EXERCISE DETAILS »
Find how many lines contain the word "turísticas" and state that number alone.

DATA SHOWN »
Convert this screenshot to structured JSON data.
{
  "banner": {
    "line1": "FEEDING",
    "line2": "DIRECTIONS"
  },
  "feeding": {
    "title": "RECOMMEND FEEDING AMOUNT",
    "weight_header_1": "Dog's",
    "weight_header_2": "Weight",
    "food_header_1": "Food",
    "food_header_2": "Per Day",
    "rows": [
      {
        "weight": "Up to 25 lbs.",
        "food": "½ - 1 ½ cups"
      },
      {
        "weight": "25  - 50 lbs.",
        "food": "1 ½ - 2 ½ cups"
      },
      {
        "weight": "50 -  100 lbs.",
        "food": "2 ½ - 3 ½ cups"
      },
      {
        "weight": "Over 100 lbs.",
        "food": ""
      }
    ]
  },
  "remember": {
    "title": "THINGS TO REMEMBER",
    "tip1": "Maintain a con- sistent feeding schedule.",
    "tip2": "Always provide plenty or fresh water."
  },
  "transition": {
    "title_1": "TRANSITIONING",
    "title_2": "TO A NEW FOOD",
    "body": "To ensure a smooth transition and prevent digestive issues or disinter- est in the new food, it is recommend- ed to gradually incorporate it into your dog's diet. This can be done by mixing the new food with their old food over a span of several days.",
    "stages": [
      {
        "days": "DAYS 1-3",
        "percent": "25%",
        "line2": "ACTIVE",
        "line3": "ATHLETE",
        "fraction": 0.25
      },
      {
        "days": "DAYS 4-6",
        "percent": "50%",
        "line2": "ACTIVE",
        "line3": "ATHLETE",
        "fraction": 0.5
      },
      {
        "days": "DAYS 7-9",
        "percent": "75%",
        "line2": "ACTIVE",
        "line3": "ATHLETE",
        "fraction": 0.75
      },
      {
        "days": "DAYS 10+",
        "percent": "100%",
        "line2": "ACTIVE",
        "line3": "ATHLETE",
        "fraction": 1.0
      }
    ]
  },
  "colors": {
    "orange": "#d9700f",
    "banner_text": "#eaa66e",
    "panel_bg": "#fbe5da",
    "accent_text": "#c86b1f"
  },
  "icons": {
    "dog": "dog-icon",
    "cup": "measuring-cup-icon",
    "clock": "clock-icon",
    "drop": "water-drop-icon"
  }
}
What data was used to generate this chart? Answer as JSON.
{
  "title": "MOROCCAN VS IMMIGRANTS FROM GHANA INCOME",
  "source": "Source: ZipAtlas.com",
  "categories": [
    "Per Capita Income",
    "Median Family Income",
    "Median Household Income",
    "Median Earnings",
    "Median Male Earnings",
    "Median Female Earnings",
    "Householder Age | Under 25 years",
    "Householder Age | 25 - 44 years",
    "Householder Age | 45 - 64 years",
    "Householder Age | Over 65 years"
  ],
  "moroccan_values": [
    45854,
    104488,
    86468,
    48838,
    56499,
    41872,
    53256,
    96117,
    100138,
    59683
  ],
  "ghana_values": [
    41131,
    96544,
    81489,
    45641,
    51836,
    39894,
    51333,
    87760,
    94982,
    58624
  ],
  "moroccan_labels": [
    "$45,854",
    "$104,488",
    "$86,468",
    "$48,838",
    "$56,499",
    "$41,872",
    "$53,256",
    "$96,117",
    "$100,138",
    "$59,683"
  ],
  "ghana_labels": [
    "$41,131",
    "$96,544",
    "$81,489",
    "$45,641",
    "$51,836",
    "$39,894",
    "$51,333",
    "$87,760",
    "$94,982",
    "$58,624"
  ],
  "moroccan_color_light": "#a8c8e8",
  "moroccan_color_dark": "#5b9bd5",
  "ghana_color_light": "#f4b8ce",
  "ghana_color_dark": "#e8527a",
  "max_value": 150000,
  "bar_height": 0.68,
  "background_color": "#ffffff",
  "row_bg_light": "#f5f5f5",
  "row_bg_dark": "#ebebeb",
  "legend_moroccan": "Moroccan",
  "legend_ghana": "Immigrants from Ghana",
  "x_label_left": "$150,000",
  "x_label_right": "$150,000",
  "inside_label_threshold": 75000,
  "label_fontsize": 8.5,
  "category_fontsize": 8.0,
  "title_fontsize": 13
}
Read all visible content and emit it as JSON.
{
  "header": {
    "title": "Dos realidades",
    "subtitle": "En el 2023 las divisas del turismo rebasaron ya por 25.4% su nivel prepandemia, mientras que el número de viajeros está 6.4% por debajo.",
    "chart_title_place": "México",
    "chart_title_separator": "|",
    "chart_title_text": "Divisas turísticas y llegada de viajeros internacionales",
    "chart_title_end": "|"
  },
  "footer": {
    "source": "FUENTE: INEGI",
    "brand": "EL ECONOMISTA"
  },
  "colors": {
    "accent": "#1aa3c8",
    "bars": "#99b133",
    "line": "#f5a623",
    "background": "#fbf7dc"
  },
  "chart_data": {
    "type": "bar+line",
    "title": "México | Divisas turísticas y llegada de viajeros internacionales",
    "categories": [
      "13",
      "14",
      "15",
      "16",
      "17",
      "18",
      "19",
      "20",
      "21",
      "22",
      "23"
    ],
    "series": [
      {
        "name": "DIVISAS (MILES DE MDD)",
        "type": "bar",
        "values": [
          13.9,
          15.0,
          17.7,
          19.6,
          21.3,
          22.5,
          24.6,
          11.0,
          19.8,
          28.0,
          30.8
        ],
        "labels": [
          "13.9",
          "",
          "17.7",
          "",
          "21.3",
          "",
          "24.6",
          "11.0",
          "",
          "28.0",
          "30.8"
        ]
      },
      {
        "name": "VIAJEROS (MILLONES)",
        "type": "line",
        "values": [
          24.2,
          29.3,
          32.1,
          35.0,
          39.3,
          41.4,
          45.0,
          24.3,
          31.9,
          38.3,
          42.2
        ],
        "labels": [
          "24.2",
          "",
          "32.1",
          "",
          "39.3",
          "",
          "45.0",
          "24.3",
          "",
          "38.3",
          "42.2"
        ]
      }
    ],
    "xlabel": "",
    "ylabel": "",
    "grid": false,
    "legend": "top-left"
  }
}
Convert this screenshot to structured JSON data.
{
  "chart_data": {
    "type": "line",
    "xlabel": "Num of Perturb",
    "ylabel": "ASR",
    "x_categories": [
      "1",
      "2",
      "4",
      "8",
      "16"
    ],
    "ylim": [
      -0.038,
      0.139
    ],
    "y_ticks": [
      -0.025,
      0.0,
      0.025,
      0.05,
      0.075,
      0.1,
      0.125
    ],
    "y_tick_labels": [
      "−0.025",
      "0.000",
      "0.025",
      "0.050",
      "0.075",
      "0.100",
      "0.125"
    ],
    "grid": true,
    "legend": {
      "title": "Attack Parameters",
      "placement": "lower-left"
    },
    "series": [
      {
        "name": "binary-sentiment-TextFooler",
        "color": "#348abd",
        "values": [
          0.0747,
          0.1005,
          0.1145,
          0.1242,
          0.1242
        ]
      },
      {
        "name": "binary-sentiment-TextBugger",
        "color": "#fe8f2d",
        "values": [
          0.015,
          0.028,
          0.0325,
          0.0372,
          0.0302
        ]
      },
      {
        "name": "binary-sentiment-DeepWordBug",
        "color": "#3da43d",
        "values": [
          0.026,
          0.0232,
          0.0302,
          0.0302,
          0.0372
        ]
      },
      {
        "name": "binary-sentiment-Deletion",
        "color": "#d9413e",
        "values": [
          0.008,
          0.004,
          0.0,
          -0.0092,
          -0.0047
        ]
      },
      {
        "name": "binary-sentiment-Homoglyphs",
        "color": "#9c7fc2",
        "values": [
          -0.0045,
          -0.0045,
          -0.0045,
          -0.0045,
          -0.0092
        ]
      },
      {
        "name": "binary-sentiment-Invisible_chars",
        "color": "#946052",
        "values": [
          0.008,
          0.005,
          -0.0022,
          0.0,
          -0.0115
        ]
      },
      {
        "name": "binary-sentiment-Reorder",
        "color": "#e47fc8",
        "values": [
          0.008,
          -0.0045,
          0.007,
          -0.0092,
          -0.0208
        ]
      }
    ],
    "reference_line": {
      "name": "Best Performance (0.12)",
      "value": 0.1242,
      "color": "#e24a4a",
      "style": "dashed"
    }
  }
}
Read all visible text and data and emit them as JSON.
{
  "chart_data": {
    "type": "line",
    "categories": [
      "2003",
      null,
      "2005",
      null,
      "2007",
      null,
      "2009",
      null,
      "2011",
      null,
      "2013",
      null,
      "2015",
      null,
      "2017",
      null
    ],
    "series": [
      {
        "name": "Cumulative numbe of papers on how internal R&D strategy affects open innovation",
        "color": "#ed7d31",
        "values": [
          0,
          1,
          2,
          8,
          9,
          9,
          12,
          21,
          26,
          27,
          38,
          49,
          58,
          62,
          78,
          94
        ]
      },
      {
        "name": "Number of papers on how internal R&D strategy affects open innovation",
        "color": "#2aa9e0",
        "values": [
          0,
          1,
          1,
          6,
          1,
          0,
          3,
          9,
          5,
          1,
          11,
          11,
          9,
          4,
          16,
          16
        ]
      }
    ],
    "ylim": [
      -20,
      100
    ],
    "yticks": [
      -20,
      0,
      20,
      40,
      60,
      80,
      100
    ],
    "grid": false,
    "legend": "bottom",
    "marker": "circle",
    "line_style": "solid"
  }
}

RESPONSE FOR THIS EXERCISE »
2